PROVIDED RECORDS:
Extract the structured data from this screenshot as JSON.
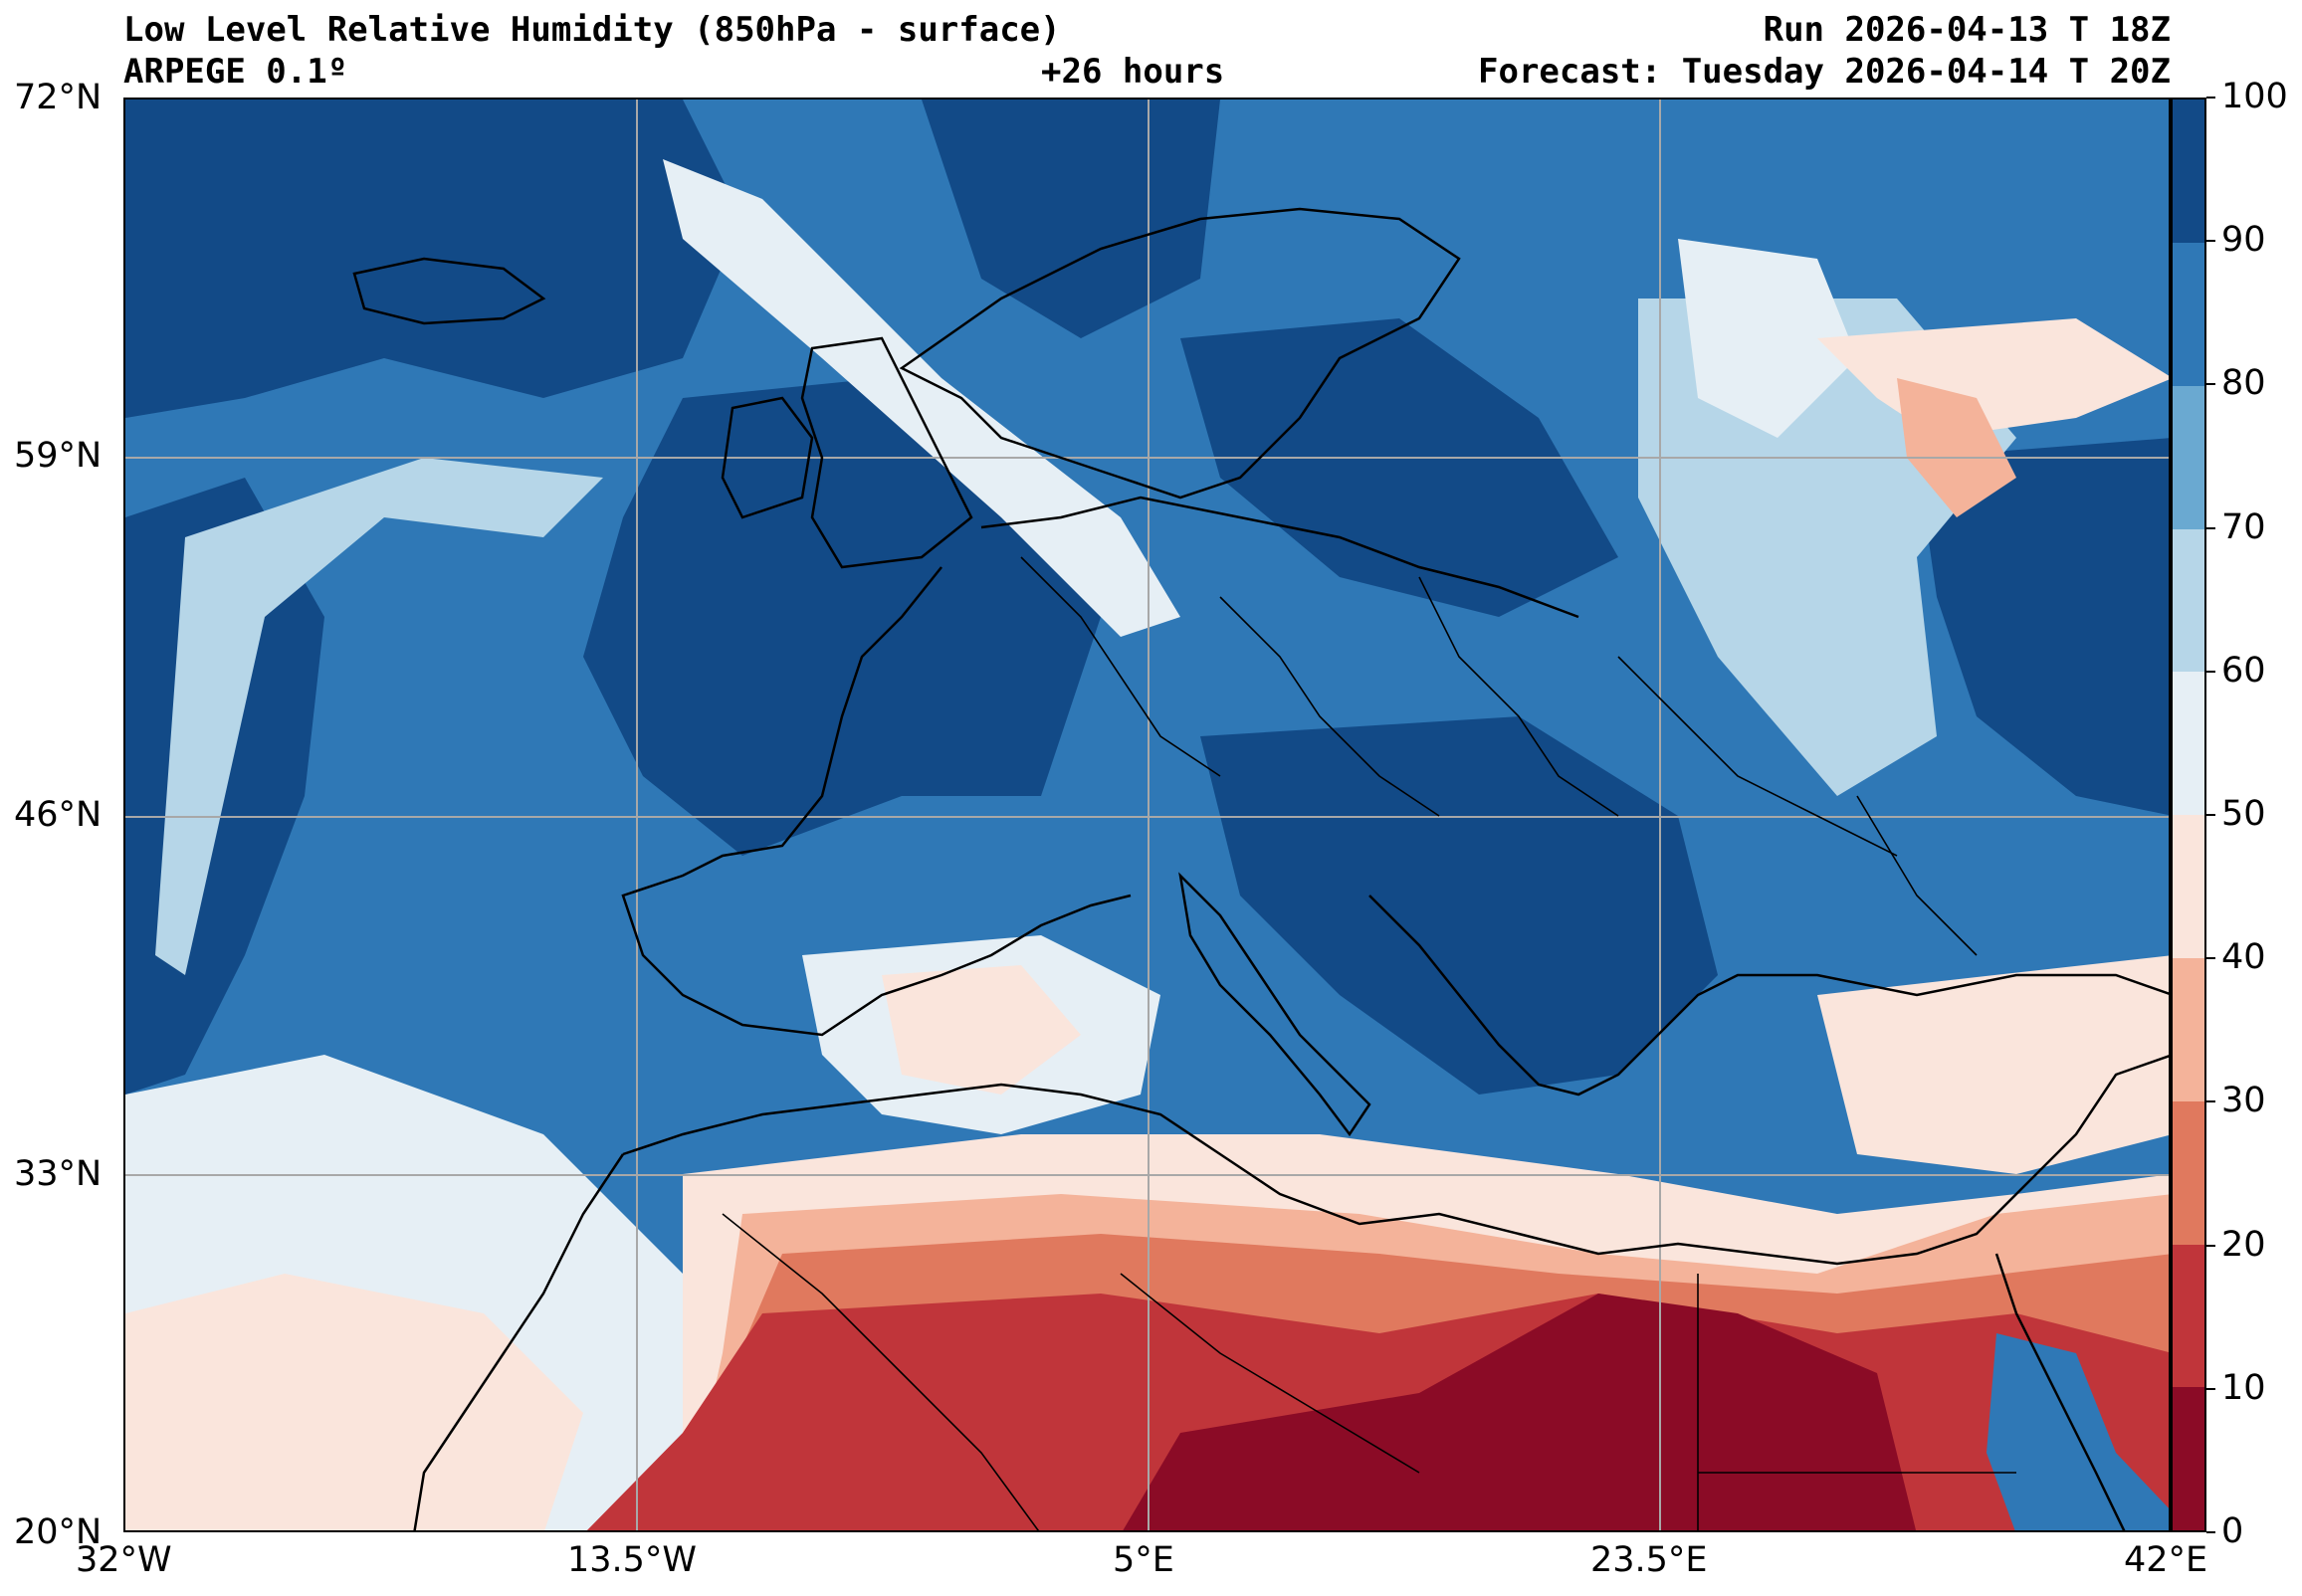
{
  "header": {
    "title": "Low Level Relative Humidity (850hPa - surface)",
    "model": "ARPEGE 0.1º",
    "lead": "+26 hours",
    "run": "Run 2026-04-13 T 18Z",
    "forecast": "Forecast: Tuesday 2026-04-14 T 20Z"
  },
  "map": {
    "lon_range": [
      -32,
      42
    ],
    "lat_range": [
      20,
      72
    ],
    "lon_ticks": [
      {
        "value": -32,
        "label": "32°W"
      },
      {
        "value": -13.5,
        "label": "13.5°W"
      },
      {
        "value": 5,
        "label": "5°E"
      },
      {
        "value": 23.5,
        "label": "23.5°E"
      },
      {
        "value": 42,
        "label": "42°E"
      }
    ],
    "lat_ticks": [
      {
        "value": 72,
        "label": "72°N"
      },
      {
        "value": 59,
        "label": "59°N"
      },
      {
        "value": 46,
        "label": "46°N"
      },
      {
        "value": 33,
        "label": "33°N"
      },
      {
        "value": 20,
        "label": "20°N"
      }
    ],
    "gridlines": true
  },
  "colorbar": {
    "levels": [
      {
        "min": 0,
        "max": 10,
        "color": "#8b0b26"
      },
      {
        "min": 10,
        "max": 20,
        "color": "#c0353a"
      },
      {
        "min": 20,
        "max": 30,
        "color": "#e0795e"
      },
      {
        "min": 30,
        "max": 40,
        "color": "#f4b39a"
      },
      {
        "min": 40,
        "max": 50,
        "color": "#fae5dc"
      },
      {
        "min": 50,
        "max": 60,
        "color": "#e6eff5"
      },
      {
        "min": 60,
        "max": 70,
        "color": "#b6d6e8"
      },
      {
        "min": 70,
        "max": 80,
        "color": "#6aa9d1"
      },
      {
        "min": 80,
        "max": 90,
        "color": "#2f78b6"
      },
      {
        "min": 90,
        "max": 100,
        "color": "#124a87"
      }
    ],
    "tick_labels": [
      "0",
      "10",
      "20",
      "30",
      "40",
      "50",
      "60",
      "70",
      "80",
      "90",
      "100"
    ]
  }
}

PROBLEM DETAILS: Pictures appear in the records above. Output everything except them, exactly.

OUTPUT FOR THIS EXERCISE:
Extract the structured data from this screenshot as JSON.
{
  "header": {
    "title": "Low Level Relative Humidity (850hPa - surface)",
    "model": "ARPEGE 0.1º",
    "lead": "+26 hours",
    "run": "Run 2026-04-13 T 18Z",
    "forecast": "Forecast: Tuesday 2026-04-14 T 20Z"
  },
  "map": {
    "lon_range": [
      -32,
      42
    ],
    "lat_range": [
      20,
      72
    ],
    "lon_ticks": [
      {
        "value": -32,
        "label": "32°W"
      },
      {
        "value": -13.5,
        "label": "13.5°W"
      },
      {
        "value": 5,
        "label": "5°E"
      },
      {
        "value": 23.5,
        "label": "23.5°E"
      },
      {
        "value": 42,
        "label": "42°E"
      }
    ],
    "lat_ticks": [
      {
        "value": 72,
        "label": "72°N"
      },
      {
        "value": 59,
        "label": "59°N"
      },
      {
        "value": 46,
        "label": "46°N"
      },
      {
        "value": 33,
        "label": "33°N"
      },
      {
        "value": 20,
        "label": "20°N"
      }
    ],
    "gridlines": true
  },
  "colorbar": {
    "levels": [
      {
        "min": 0,
        "max": 10,
        "color": "#8b0b26"
      },
      {
        "min": 10,
        "max": 20,
        "color": "#c0353a"
      },
      {
        "min": 20,
        "max": 30,
        "color": "#e0795e"
      },
      {
        "min": 30,
        "max": 40,
        "color": "#f4b39a"
      },
      {
        "min": 40,
        "max": 50,
        "color": "#fae5dc"
      },
      {
        "min": 50,
        "max": 60,
        "color": "#e6eff5"
      },
      {
        "min": 60,
        "max": 70,
        "color": "#b6d6e8"
      },
      {
        "min": 70,
        "max": 80,
        "color": "#6aa9d1"
      },
      {
        "min": 80,
        "max": 90,
        "color": "#2f78b6"
      },
      {
        "min": 90,
        "max": 100,
        "color": "#124a87"
      }
    ],
    "tick_labels": [
      "0",
      "10",
      "20",
      "30",
      "40",
      "50",
      "60",
      "70",
      "80",
      "90",
      "100"
    ]
  }
}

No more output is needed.